◆ **DATASET RECORDS**
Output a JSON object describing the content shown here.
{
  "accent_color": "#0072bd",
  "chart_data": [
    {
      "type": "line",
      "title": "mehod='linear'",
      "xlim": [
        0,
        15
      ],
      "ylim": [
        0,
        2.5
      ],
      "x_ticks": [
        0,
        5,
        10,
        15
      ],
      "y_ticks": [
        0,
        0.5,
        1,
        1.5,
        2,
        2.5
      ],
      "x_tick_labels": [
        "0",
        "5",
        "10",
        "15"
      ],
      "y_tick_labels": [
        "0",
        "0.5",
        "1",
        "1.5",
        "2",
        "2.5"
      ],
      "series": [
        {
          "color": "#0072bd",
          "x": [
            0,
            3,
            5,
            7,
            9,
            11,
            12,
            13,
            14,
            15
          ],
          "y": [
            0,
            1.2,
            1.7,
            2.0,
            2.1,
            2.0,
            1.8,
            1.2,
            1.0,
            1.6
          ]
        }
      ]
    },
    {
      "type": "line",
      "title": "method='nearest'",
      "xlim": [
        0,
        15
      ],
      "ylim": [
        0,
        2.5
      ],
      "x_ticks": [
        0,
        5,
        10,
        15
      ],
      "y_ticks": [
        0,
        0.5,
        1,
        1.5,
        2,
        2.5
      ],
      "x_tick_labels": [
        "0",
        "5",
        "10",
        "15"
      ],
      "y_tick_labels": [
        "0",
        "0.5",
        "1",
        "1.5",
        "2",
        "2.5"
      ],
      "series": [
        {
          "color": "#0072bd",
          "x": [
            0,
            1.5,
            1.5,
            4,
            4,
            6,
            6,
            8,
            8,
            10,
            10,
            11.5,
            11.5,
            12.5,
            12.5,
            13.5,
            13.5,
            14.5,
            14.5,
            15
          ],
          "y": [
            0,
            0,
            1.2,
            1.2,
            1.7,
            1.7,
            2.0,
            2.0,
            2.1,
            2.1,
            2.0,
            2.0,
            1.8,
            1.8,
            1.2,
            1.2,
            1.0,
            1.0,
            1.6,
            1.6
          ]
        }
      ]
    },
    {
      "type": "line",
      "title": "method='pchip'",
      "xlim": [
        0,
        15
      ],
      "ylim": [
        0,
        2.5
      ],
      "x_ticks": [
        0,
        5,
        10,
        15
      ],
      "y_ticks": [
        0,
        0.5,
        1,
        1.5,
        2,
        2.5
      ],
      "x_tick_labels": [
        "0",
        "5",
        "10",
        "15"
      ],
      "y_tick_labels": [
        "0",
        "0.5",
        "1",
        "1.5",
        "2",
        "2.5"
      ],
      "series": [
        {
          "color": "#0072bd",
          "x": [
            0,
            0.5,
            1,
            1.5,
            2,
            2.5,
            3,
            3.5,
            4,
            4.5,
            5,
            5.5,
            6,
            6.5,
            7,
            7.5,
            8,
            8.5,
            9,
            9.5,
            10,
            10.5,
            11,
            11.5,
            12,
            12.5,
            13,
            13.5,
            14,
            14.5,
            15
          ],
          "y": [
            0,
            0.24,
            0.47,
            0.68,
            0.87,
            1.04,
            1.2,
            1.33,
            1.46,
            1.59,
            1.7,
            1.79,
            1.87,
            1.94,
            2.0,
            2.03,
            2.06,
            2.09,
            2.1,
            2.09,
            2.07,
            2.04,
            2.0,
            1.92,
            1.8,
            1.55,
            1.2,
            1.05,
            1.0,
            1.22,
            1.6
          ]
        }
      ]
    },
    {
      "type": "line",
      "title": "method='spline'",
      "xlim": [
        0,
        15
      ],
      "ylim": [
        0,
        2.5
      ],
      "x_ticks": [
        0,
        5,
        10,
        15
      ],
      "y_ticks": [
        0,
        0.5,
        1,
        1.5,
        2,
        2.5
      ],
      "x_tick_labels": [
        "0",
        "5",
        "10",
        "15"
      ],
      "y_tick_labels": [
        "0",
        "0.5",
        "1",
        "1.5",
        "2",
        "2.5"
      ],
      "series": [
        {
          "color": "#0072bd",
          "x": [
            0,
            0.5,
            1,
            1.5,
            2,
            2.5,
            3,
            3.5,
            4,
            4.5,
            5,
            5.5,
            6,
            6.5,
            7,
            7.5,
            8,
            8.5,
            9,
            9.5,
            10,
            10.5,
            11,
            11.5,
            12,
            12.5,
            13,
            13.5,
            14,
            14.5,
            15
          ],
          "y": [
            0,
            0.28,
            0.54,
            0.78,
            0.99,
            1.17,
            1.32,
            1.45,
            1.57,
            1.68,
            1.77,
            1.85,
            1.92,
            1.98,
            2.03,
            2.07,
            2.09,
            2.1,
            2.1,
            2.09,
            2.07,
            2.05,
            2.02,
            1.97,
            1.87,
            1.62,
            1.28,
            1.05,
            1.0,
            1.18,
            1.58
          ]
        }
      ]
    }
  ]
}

◆ **DIRECTIONS FOR THIS TASK**
Copy all of the data exactly.

◆ **RESULT OF THE EXERCISE**
Output a JSON object describing the content shown here.
{
  "accent_color": "#0072bd",
  "chart_data": [
    {
      "type": "line",
      "title": "mehod='linear'",
      "xlim": [
        0,
        15
      ],
      "ylim": [
        0,
        2.5
      ],
      "x_ticks": [
        0,
        5,
        10,
        15
      ],
      "y_ticks": [
        0,
        0.5,
        1,
        1.5,
        2,
        2.5
      ],
      "x_tick_labels": [
        "0",
        "5",
        "10",
        "15"
      ],
      "y_tick_labels": [
        "0",
        "0.5",
        "1",
        "1.5",
        "2",
        "2.5"
      ],
      "series": [
        {
          "color": "#0072bd",
          "x": [
            0,
            3,
            5,
            7,
            9,
            11,
            12,
            13,
            14,
            15
          ],
          "y": [
            0,
            1.2,
            1.7,
            2.0,
            2.1,
            2.0,
            1.8,
            1.2,
            1.0,
            1.6
          ]
        }
      ]
    },
    {
      "type": "line",
      "title": "method='nearest'",
      "xlim": [
        0,
        15
      ],
      "ylim": [
        0,
        2.5
      ],
      "x_ticks": [
        0,
        5,
        10,
        15
      ],
      "y_ticks": [
        0,
        0.5,
        1,
        1.5,
        2,
        2.5
      ],
      "x_tick_labels": [
        "0",
        "5",
        "10",
        "15"
      ],
      "y_tick_labels": [
        "0",
        "0.5",
        "1",
        "1.5",
        "2",
        "2.5"
      ],
      "series": [
        {
          "color": "#0072bd",
          "x": [
            0,
            1.5,
            1.5,
            4,
            4,
            6,
            6,
            8,
            8,
            10,
            10,
            11.5,
            11.5,
            12.5,
            12.5,
            13.5,
            13.5,
            14.5,
            14.5,
            15
          ],
          "y": [
            0,
            0,
            1.2,
            1.2,
            1.7,
            1.7,
            2.0,
            2.0,
            2.1,
            2.1,
            2.0,
            2.0,
            1.8,
            1.8,
            1.2,
            1.2,
            1.0,
            1.0,
            1.6,
            1.6
          ]
        }
      ]
    },
    {
      "type": "line",
      "title": "method='pchip'",
      "xlim": [
        0,
        15
      ],
      "ylim": [
        0,
        2.5
      ],
      "x_ticks": [
        0,
        5,
        10,
        15
      ],
      "y_ticks": [
        0,
        0.5,
        1,
        1.5,
        2,
        2.5
      ],
      "x_tick_labels": [
        "0",
        "5",
        "10",
        "15"
      ],
      "y_tick_labels": [
        "0",
        "0.5",
        "1",
        "1.5",
        "2",
        "2.5"
      ],
      "series": [
        {
          "color": "#0072bd",
          "x": [
            0,
            0.5,
            1,
            1.5,
            2,
            2.5,
            3,
            3.5,
            4,
            4.5,
            5,
            5.5,
            6,
            6.5,
            7,
            7.5,
            8,
            8.5,
            9,
            9.5,
            10,
            10.5,
            11,
            11.5,
            12,
            12.5,
            13,
            13.5,
            14,
            14.5,
            15
          ],
          "y": [
            0,
            0.24,
            0.47,
            0.68,
            0.87,
            1.04,
            1.2,
            1.33,
            1.46,
            1.59,
            1.7,
            1.79,
            1.87,
            1.94,
            2.0,
            2.03,
            2.06,
            2.09,
            2.1,
            2.09,
            2.07,
            2.04,
            2.0,
            1.92,
            1.8,
            1.55,
            1.2,
            1.05,
            1.0,
            1.22,
            1.6
          ]
        }
      ]
    },
    {
      "type": "line",
      "title": "method='spline'",
      "xlim": [
        0,
        15
      ],
      "ylim": [
        0,
        2.5
      ],
      "x_ticks": [
        0,
        5,
        10,
        15
      ],
      "y_ticks": [
        0,
        0.5,
        1,
        1.5,
        2,
        2.5
      ],
      "x_tick_labels": [
        "0",
        "5",
        "10",
        "15"
      ],
      "y_tick_labels": [
        "0",
        "0.5",
        "1",
        "1.5",
        "2",
        "2.5"
      ],
      "series": [
        {
          "color": "#0072bd",
          "x": [
            0,
            0.5,
            1,
            1.5,
            2,
            2.5,
            3,
            3.5,
            4,
            4.5,
            5,
            5.5,
            6,
            6.5,
            7,
            7.5,
            8,
            8.5,
            9,
            9.5,
            10,
            10.5,
            11,
            11.5,
            12,
            12.5,
            13,
            13.5,
            14,
            14.5,
            15
          ],
          "y": [
            0,
            0.28,
            0.54,
            0.78,
            0.99,
            1.17,
            1.32,
            1.45,
            1.57,
            1.68,
            1.77,
            1.85,
            1.92,
            1.98,
            2.03,
            2.07,
            2.09,
            2.1,
            2.1,
            2.09,
            2.07,
            2.05,
            2.02,
            1.97,
            1.87,
            1.62,
            1.28,
            1.05,
            1.0,
            1.18,
            1.58
          ]
        }
      ]
    }
  ]
}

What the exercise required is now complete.